All of the lines below are to be printed again exactly; images are excluded from the output.
↓↓↓
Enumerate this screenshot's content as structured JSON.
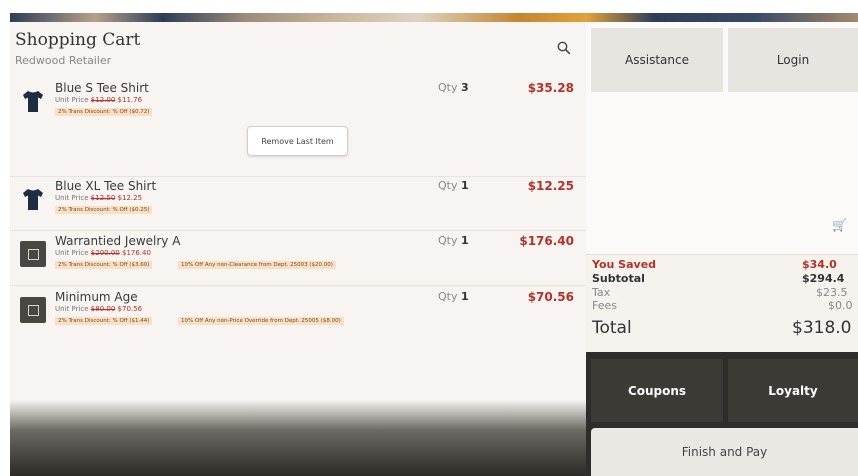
{
  "cart": {
    "title": "Shopping Cart",
    "subtitle": "Redwood Retailer",
    "remove_label": "Remove Last Item",
    "items": [
      {
        "name": "Blue S Tee Shirt",
        "unit_label": "Unit Price",
        "old_price": "$12.00",
        "new_price": "$11.76",
        "discounts": [
          "2% Trans Discount: % Off ($0.72)"
        ],
        "qty_label": "Qty",
        "qty": "3",
        "amount": "$35.28",
        "icon": "tshirt-icon"
      },
      {
        "name": "Blue XL Tee Shirt",
        "unit_label": "Unit Price",
        "old_price": "$12.50",
        "new_price": "$12.25",
        "discounts": [
          "2% Trans Discount: % Off ($0.25)"
        ],
        "qty_label": "Qty",
        "qty": "1",
        "amount": "$12.25",
        "icon": "tshirt-icon"
      },
      {
        "name": "Warrantied Jewelry A",
        "unit_label": "Unit Price",
        "old_price": "$200.00",
        "new_price": "$176.40",
        "discounts": [
          "2% Trans Discount: % Off ($3.60)",
          "10% Off Any non-Clearance from Dept. 25003 ($20.00)"
        ],
        "qty_label": "Qty",
        "qty": "1",
        "amount": "$176.40",
        "icon": "product-placeholder-icon"
      },
      {
        "name": "Minimum Age",
        "unit_label": "Unit Price",
        "old_price": "$80.00",
        "new_price": "$70.56",
        "discounts": [
          "2% Trans Discount: % Off ($1.44)",
          "10% Off Any non-Price Override from Dept. 25005 ($8.00)"
        ],
        "qty_label": "Qty",
        "qty": "1",
        "amount": "$70.56",
        "icon": "product-placeholder-icon"
      }
    ]
  },
  "side": {
    "assistance_label": "Assistance",
    "login_label": "Login",
    "totals": {
      "saved_label": "You Saved",
      "saved": "$34.0",
      "subtotal_label": "Subtotal",
      "subtotal": "$294.4",
      "tax_label": "Tax",
      "tax": "$23.5",
      "fees_label": "Fees",
      "fees": "$0.0",
      "total_label": "Total",
      "total": "$318.0"
    },
    "coupons_label": "Coupons",
    "loyalty_label": "Loyalty",
    "finish_label": "Finish and Pay"
  },
  "colors": {
    "accent_red": "#b5312a",
    "dark_panel": "#2f2c29",
    "discount_bg": "#f9dfc5"
  }
}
↑↑↑
## WRITTEN RESPONSE
Enumerate this screenshot's content as structured JSON.
{
  "cart": {
    "title": "Shopping Cart",
    "subtitle": "Redwood Retailer",
    "remove_label": "Remove Last Item",
    "items": [
      {
        "name": "Blue S Tee Shirt",
        "unit_label": "Unit Price",
        "old_price": "$12.00",
        "new_price": "$11.76",
        "discounts": [
          "2% Trans Discount: % Off ($0.72)"
        ],
        "qty_label": "Qty",
        "qty": "3",
        "amount": "$35.28",
        "icon": "tshirt-icon"
      },
      {
        "name": "Blue XL Tee Shirt",
        "unit_label": "Unit Price",
        "old_price": "$12.50",
        "new_price": "$12.25",
        "discounts": [
          "2% Trans Discount: % Off ($0.25)"
        ],
        "qty_label": "Qty",
        "qty": "1",
        "amount": "$12.25",
        "icon": "tshirt-icon"
      },
      {
        "name": "Warrantied Jewelry A",
        "unit_label": "Unit Price",
        "old_price": "$200.00",
        "new_price": "$176.40",
        "discounts": [
          "2% Trans Discount: % Off ($3.60)",
          "10% Off Any non-Clearance from Dept. 25003 ($20.00)"
        ],
        "qty_label": "Qty",
        "qty": "1",
        "amount": "$176.40",
        "icon": "product-placeholder-icon"
      },
      {
        "name": "Minimum Age",
        "unit_label": "Unit Price",
        "old_price": "$80.00",
        "new_price": "$70.56",
        "discounts": [
          "2% Trans Discount: % Off ($1.44)",
          "10% Off Any non-Price Override from Dept. 25005 ($8.00)"
        ],
        "qty_label": "Qty",
        "qty": "1",
        "amount": "$70.56",
        "icon": "product-placeholder-icon"
      }
    ]
  },
  "side": {
    "assistance_label": "Assistance",
    "login_label": "Login",
    "totals": {
      "saved_label": "You Saved",
      "saved": "$34.0",
      "subtotal_label": "Subtotal",
      "subtotal": "$294.4",
      "tax_label": "Tax",
      "tax": "$23.5",
      "fees_label": "Fees",
      "fees": "$0.0",
      "total_label": "Total",
      "total": "$318.0"
    },
    "coupons_label": "Coupons",
    "loyalty_label": "Loyalty",
    "finish_label": "Finish and Pay"
  },
  "colors": {
    "accent_red": "#b5312a",
    "dark_panel": "#2f2c29",
    "discount_bg": "#f9dfc5"
  }
}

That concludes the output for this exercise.